Given problem 1:
Update the passage of the gunzip forum thread from "Note, this is" to "will fix it.", writing it out again with "CRC check" in place of "checksum verification".

--- BEGIN Extract provided ---

Gunzip for MSX

Pagina 1/11
| 2 | 3 | 4 | 5 | 6

Door Grauw

Enlighted (8190)

afbeelding van Grauw

18-10-2015, 00:54

Lately I’ve been working on a gzip (.gz) decompression implementation for MSX, which as of yesterday is functional. Although I’ve been developing it for VGMPlay, I’ve implemented it as a stand-alone “gunzip” utility.

The gunzip project page is here:

https://bitbucket.org/grauw/gunzip

The latest binary can be downloaded here:

https://bitbucket.org/grauw/gunzip/downloads

And of course it is open source and liberally licensed, so you can reuse the code in any way you want.

Aangemeld of registreer om reacties te plaatsen

Van Grauw

Enlighted (8190)

afbeelding van Grauw

09-11-2015, 20:50

I’m pretty happy with the end result because not only does it successfully decompress gzip files, it is also pretty efficient in doing so. Here are some test results with the first disk of Aleste 2, comparing various decompression formats for MSX:

Test on Philips NMS 8245 MSX2 (openMSX) with Sunrise IDE:

  • gunzip 1.0 (244129 bytes): 133s
  • gunzip 1.1 (244129 bytes): 87s
  • pmext 2.22 (247552 bytes): 619s
  • lhext 1.33 (252614 bytes): 278s
  • tunzip 0.91 (247414 bytes): 341s

Test on Panasonic FS-A1GT turboR (openMSX) with Sunrise IDE:

  • gunzip 1.0 (244129 bytes): 26s
  • gunzip 1.1 (244129 bytes): 18s
  • pmext 2.22 (247552 bytes): 127s
  • lhext 1.33 (252614 bytes): 49s
  • tunzip 0.91 (247414 bytes): 46s

Note, this is just a test with a single file, however it shows the general trend. I’m pretty happy to see this result, looks like I made the right choice in the approach I took to decoding the huffman tree.

Skipping the checksum verification further improves speed by 25% (turboR 20s 13s, MSX2 100s 55s), however I’ll let the code settle for a while before I expose that as a command line option.

Finally, I’ve tested with a fairly large set of gzip files, but if you encounter any errors, please send me the gz file to test with and I will fix it.

[Edit: Added gunzip 1.1 performance results.]

Van Grauw

Enlighted (8190)

afbeelding van Grauw

18-10-2015, 04:00

For those interested in a little development background,

The core of the good performance of the decompression comes from code generation; I generate the Huffman decoding tree as a series of Branch objects which decode one bit each. They consist of a “fetch bit” call, and then jump to either another branch or a symbol handler. PC implementations often use lookup tables for optimisation, but because bit shifting by arbitrary amounts is expensive on the Z80 CPU, and we also have a limited amount of registers (I use all of them in the Huffman decoding loop), I think this is probably the best approach.

--- END Extract provided ---

Given problem 2:
Echo the records from their first line to the line with "step-bullets: Reject articles", reproducing each line without any change.

--- BEGIN Extracted entries ---

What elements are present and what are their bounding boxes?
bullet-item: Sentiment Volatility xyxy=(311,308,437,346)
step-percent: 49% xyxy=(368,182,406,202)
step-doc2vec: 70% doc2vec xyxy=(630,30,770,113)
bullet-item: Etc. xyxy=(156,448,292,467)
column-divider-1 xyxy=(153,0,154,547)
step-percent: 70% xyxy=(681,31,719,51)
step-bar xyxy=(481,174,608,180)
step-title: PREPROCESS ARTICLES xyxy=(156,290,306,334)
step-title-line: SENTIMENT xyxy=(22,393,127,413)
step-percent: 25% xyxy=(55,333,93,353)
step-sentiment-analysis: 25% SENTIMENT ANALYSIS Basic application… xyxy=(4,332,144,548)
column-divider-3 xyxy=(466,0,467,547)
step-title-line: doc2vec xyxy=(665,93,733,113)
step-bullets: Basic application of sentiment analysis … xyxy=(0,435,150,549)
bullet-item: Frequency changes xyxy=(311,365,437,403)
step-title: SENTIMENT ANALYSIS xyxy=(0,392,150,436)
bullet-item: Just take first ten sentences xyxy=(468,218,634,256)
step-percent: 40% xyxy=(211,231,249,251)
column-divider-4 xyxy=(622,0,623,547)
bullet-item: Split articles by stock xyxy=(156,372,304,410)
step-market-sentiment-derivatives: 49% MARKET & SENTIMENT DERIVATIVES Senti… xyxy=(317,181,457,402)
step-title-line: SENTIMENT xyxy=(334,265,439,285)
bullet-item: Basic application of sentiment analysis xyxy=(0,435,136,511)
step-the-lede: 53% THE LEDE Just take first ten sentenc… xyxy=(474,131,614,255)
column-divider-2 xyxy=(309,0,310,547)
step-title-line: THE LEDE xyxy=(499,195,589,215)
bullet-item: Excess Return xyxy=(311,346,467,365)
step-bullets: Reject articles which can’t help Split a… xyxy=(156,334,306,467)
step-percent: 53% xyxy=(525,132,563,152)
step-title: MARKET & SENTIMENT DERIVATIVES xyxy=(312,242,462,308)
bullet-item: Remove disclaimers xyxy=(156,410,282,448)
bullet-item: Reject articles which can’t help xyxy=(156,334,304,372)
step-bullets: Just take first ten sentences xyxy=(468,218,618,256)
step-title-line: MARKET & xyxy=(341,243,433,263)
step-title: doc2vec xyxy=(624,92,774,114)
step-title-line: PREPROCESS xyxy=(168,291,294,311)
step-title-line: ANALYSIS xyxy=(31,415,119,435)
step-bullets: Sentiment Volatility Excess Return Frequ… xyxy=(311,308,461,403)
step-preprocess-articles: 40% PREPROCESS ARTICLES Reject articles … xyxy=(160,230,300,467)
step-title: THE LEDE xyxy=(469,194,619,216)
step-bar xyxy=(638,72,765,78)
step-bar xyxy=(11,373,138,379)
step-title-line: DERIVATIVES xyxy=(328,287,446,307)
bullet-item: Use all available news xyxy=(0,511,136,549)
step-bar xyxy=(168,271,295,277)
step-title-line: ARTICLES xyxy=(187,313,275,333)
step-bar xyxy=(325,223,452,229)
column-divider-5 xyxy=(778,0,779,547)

--- END Extracted entries ---

Task answer 1:
Note, this is just a test with a single file, however it shows the general trend. I’m pretty happy to see this result, looks like I made the right choice in the approach I took to decoding the huffman tree.

Skipping the CRC check further improves speed by 25% (turboR 20s 13s, MSX2 100s 55s), however I’ll let the code settle for a while before I expose that as a command line option.

Finally, I’ve tested with a fairly large set of gzip files, but if you encounter any errors, please send me the gz file to test with and I will fix it.

Task answer 2:
What elements are present and what are their bounding boxes?
bullet-item: Sentiment Volatility xyxy=(311,308,437,346)
step-percent: 49% xyxy=(368,182,406,202)
step-doc2vec: 70% doc2vec xyxy=(630,30,770,113)
bullet-item: Etc. xyxy=(156,448,292,467)
column-divider-1 xyxy=(153,0,154,547)
step-percent: 70% xyxy=(681,31,719,51)
step-bar xyxy=(481,174,608,180)
step-title: PREPROCESS ARTICLES xyxy=(156,290,306,334)
step-title-line: SENTIMENT xyxy=(22,393,127,413)
step-percent: 25% xyxy=(55,333,93,353)
step-sentiment-analysis: 25% SENTIMENT ANALYSIS Basic application… xyxy=(4,332,144,548)
column-divider-3 xyxy=(466,0,467,547)
step-title-line: doc2vec xyxy=(665,93,733,113)
step-bullets: Basic application of sentiment analysis … xyxy=(0,435,150,549)
bullet-item: Frequency changes xyxy=(311,365,437,403)
step-title: SENTIMENT ANALYSIS xyxy=(0,392,150,436)
bullet-item: Just take first ten sentences xyxy=(468,218,634,256)
step-percent: 40% xyxy=(211,231,249,251)
column-divider-4 xyxy=(622,0,623,547)
bullet-item: Split articles by stock xyxy=(156,372,304,410)
step-market-sentiment-derivatives: 49% MARKET & SENTIMENT DERIVATIVES Senti… xyxy=(317,181,457,402)
step-title-line: SENTIMENT xyxy=(334,265,439,285)
bullet-item: Basic application of sentiment analysis xyxy=(0,435,136,511)
step-the-lede: 53% THE LEDE Just take first ten sentenc… xyxy=(474,131,614,255)
column-divider-2 xyxy=(309,0,310,547)
step-title-line: THE LEDE xyxy=(499,195,589,215)
bullet-item: Excess Return xyxy=(311,346,467,365)
step-bullets: Reject articles which can’t help Split a… xyxy=(156,334,306,467)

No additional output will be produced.